:: Source data ::
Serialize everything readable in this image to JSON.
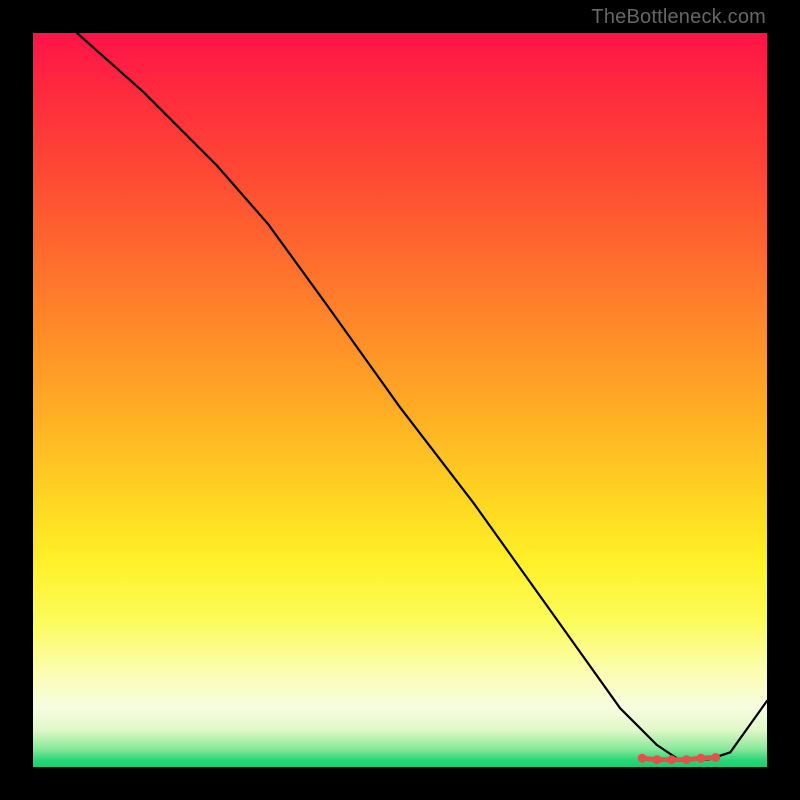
{
  "watermark": "TheBottleneck.com",
  "chart_data": {
    "type": "line",
    "title": "",
    "xlabel": "",
    "ylabel": "",
    "xlim": [
      0,
      100
    ],
    "ylim": [
      0,
      100
    ],
    "gradient_bands": [
      {
        "pos": 0,
        "color": "#ff1448"
      },
      {
        "pos": 30,
        "color": "#ff6a2e"
      },
      {
        "pos": 60,
        "color": "#ffd722"
      },
      {
        "pos": 85,
        "color": "#fcfdb0"
      },
      {
        "pos": 100,
        "color": "#16d072"
      }
    ],
    "series": [
      {
        "name": "curve",
        "x": [
          6,
          15,
          25,
          32,
          40,
          50,
          60,
          70,
          80,
          85,
          88,
          92,
          95,
          100
        ],
        "values": [
          100,
          92,
          82,
          74,
          63,
          49,
          36,
          22,
          8,
          3,
          1,
          1,
          2,
          9
        ]
      }
    ],
    "markers": {
      "name": "highlight-band",
      "x": [
        83,
        85,
        87,
        89,
        91,
        93
      ],
      "values": [
        1.2,
        1.0,
        1.0,
        1.0,
        1.2,
        1.3
      ],
      "color": "#e1524b"
    }
  }
}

:: Your goal ::
Every record above should come back exactly, but without its pictures.

:: The result ::
Serialize everything readable in this image to JSON.
{
  "watermark": "TheBottleneck.com",
  "chart_data": {
    "type": "line",
    "title": "",
    "xlabel": "",
    "ylabel": "",
    "xlim": [
      0,
      100
    ],
    "ylim": [
      0,
      100
    ],
    "gradient_bands": [
      {
        "pos": 0,
        "color": "#ff1448"
      },
      {
        "pos": 30,
        "color": "#ff6a2e"
      },
      {
        "pos": 60,
        "color": "#ffd722"
      },
      {
        "pos": 85,
        "color": "#fcfdb0"
      },
      {
        "pos": 100,
        "color": "#16d072"
      }
    ],
    "series": [
      {
        "name": "curve",
        "x": [
          6,
          15,
          25,
          32,
          40,
          50,
          60,
          70,
          80,
          85,
          88,
          92,
          95,
          100
        ],
        "values": [
          100,
          92,
          82,
          74,
          63,
          49,
          36,
          22,
          8,
          3,
          1,
          1,
          2,
          9
        ]
      }
    ],
    "markers": {
      "name": "highlight-band",
      "x": [
        83,
        85,
        87,
        89,
        91,
        93
      ],
      "values": [
        1.2,
        1.0,
        1.0,
        1.0,
        1.2,
        1.3
      ],
      "color": "#e1524b"
    }
  }
}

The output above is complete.